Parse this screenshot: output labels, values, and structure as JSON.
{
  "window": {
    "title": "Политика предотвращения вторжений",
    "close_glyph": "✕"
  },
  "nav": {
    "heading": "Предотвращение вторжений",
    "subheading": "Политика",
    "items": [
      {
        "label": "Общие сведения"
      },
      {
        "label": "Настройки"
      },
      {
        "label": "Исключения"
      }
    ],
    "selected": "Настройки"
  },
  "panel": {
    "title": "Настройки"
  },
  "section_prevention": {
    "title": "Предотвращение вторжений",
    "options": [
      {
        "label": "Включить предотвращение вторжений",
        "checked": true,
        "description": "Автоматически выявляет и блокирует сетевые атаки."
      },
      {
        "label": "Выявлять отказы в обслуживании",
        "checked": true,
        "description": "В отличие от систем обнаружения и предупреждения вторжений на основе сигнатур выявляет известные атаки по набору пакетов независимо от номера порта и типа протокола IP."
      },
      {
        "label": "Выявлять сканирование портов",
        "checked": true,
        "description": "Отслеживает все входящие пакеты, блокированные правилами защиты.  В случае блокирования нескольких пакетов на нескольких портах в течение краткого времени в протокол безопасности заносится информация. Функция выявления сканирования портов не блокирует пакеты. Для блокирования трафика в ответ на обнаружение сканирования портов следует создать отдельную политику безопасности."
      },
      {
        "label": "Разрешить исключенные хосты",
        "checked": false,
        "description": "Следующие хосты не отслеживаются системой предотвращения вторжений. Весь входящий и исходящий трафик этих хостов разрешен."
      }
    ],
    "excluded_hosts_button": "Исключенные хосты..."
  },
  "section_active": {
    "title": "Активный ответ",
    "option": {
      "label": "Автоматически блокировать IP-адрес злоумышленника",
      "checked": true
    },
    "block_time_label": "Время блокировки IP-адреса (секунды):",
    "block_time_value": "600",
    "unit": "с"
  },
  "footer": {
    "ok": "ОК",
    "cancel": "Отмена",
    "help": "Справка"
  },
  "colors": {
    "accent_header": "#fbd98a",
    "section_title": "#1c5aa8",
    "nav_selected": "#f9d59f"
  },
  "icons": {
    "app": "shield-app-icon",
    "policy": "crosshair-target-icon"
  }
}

───

JOB: Search the listing for the string "ответ". Copy each line where it turns up.

FINISHED EXERCISE:
        "description": "Отслеживает все входящие пакеты, блокированные правилами защиты.  В случае блокирования нескольких пакетов на нескольких портах в течение краткого времени в протокол безопасности заносится информация. Функция выявления сканирования портов не блокирует пакеты. Для блокирования трафика в ответ на обнаружение сканирования портов следует создать отдельную политику безопасности."
    "title": "Активный ответ",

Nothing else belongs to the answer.